- EXERCISE REQUIREMENTS -
From the listing below, pick out each line with the word "ylabel".

- THE RECORDS -

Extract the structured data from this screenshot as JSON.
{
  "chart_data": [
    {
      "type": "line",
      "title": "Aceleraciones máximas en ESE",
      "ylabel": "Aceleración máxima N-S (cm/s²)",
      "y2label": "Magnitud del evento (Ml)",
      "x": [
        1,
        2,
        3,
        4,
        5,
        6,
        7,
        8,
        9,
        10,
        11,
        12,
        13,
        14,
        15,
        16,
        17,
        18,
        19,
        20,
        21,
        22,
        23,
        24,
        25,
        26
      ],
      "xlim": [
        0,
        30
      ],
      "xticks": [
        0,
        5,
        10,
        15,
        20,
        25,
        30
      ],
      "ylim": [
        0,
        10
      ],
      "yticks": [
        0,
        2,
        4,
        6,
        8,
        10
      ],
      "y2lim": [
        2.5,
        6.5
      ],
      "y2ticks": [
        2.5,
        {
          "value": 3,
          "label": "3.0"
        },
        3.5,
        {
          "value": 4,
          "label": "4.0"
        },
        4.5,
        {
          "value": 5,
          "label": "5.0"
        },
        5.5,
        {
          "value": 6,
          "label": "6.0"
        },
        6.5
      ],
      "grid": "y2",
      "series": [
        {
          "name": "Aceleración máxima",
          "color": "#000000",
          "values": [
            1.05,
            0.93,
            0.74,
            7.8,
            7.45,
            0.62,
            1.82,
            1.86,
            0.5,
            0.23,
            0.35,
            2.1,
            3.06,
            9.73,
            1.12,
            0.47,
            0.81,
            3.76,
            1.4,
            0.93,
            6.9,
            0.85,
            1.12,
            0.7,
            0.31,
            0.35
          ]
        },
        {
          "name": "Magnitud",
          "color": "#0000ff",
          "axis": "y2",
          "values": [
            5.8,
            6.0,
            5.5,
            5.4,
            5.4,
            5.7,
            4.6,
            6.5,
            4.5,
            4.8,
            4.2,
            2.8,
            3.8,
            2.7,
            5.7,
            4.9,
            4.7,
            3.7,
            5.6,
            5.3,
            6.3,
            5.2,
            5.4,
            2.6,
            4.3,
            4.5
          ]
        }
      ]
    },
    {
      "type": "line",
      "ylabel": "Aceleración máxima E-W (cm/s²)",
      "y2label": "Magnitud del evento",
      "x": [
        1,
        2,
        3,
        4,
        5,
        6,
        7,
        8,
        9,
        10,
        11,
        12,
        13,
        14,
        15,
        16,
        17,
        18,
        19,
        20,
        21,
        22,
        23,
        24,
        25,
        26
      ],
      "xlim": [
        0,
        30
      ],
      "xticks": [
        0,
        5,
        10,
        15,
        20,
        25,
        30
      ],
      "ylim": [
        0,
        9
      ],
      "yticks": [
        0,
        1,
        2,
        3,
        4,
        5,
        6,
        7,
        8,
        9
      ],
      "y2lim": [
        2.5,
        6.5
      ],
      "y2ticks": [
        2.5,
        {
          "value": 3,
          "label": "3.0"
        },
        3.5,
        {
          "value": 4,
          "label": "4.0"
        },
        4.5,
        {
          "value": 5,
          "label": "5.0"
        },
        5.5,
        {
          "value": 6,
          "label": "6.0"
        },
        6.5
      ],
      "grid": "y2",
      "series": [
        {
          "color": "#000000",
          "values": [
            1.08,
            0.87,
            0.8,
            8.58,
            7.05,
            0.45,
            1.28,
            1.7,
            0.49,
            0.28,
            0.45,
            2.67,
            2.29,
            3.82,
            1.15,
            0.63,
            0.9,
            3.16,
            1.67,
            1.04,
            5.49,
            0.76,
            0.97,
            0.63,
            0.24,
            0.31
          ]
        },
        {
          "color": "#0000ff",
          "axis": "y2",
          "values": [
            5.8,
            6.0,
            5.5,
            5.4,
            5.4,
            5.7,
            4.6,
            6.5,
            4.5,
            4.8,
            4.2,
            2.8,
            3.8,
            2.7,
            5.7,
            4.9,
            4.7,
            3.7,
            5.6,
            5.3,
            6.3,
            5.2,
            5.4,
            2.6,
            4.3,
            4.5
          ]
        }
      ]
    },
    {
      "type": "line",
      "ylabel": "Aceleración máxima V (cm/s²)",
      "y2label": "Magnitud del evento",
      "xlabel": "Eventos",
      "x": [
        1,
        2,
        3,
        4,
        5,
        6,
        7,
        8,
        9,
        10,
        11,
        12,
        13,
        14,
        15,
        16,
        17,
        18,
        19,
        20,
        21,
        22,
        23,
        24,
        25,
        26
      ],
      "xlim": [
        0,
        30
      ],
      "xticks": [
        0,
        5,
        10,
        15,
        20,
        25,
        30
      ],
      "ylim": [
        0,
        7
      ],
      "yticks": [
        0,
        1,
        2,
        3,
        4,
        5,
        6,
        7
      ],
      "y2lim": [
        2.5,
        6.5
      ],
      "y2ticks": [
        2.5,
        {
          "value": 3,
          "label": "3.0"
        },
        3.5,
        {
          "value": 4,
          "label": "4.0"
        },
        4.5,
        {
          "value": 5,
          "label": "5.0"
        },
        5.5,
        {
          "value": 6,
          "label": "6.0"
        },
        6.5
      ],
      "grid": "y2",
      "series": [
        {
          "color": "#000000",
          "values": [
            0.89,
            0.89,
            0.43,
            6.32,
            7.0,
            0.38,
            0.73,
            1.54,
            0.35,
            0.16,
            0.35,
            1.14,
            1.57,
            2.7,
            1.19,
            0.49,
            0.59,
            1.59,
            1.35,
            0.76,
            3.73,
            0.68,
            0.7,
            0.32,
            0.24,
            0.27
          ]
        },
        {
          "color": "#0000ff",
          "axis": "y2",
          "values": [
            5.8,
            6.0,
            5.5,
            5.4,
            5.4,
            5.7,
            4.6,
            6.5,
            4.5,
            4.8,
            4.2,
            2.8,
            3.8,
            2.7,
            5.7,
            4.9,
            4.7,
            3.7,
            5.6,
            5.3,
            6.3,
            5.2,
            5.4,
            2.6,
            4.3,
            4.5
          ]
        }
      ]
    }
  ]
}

- REPLY TO THE TASK -
      "ylabel": "Aceleración máxima N-S (cm/s²)",
      "ylabel": "Aceleración máxima E-W (cm/s²)",
      "ylabel": "Aceleración máxima V (cm/s²)",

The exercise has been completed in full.